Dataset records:

>> begin

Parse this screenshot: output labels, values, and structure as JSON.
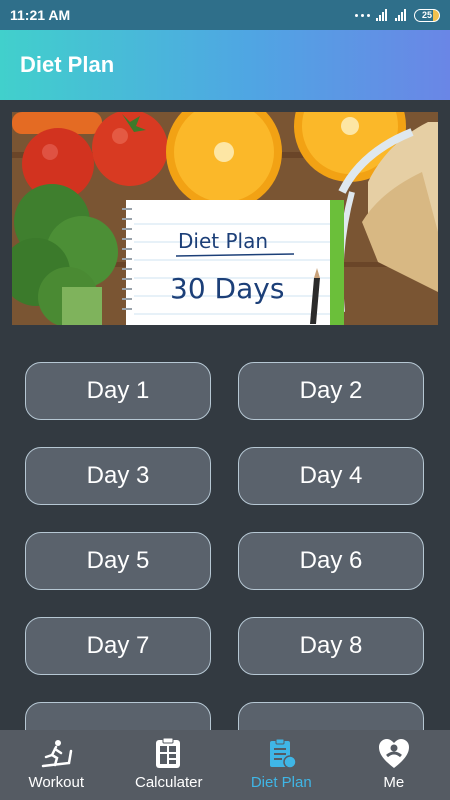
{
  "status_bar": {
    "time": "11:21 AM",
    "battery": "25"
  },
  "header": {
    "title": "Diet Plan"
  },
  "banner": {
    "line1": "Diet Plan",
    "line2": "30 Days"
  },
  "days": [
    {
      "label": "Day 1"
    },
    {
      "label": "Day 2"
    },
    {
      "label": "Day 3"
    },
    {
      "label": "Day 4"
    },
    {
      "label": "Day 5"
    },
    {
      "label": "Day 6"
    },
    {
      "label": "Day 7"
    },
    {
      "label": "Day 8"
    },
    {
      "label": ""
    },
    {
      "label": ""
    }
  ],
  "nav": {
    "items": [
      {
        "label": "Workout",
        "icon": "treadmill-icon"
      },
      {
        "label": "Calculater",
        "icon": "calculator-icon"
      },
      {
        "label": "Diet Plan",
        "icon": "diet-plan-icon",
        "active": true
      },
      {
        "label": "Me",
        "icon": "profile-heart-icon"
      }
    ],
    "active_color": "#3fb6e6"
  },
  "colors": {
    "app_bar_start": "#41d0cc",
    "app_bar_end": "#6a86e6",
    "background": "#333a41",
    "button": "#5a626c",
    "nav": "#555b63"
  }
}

>> end

WORK INSTRUCTIONS:
Make an exact reproduction of the listing above, without any pictures.

RESPONSE TO THE TASK:
Parse this screenshot: output labels, values, and structure as JSON.
{
  "status_bar": {
    "time": "11:21 AM",
    "battery": "25"
  },
  "header": {
    "title": "Diet Plan"
  },
  "banner": {
    "line1": "Diet Plan",
    "line2": "30 Days"
  },
  "days": [
    {
      "label": "Day 1"
    },
    {
      "label": "Day 2"
    },
    {
      "label": "Day 3"
    },
    {
      "label": "Day 4"
    },
    {
      "label": "Day 5"
    },
    {
      "label": "Day 6"
    },
    {
      "label": "Day 7"
    },
    {
      "label": "Day 8"
    },
    {
      "label": ""
    },
    {
      "label": ""
    }
  ],
  "nav": {
    "items": [
      {
        "label": "Workout",
        "icon": "treadmill-icon"
      },
      {
        "label": "Calculater",
        "icon": "calculator-icon"
      },
      {
        "label": "Diet Plan",
        "icon": "diet-plan-icon",
        "active": true
      },
      {
        "label": "Me",
        "icon": "profile-heart-icon"
      }
    ],
    "active_color": "#3fb6e6"
  },
  "colors": {
    "app_bar_start": "#41d0cc",
    "app_bar_end": "#6a86e6",
    "background": "#333a41",
    "button": "#5a626c",
    "nav": "#555b63"
  }
}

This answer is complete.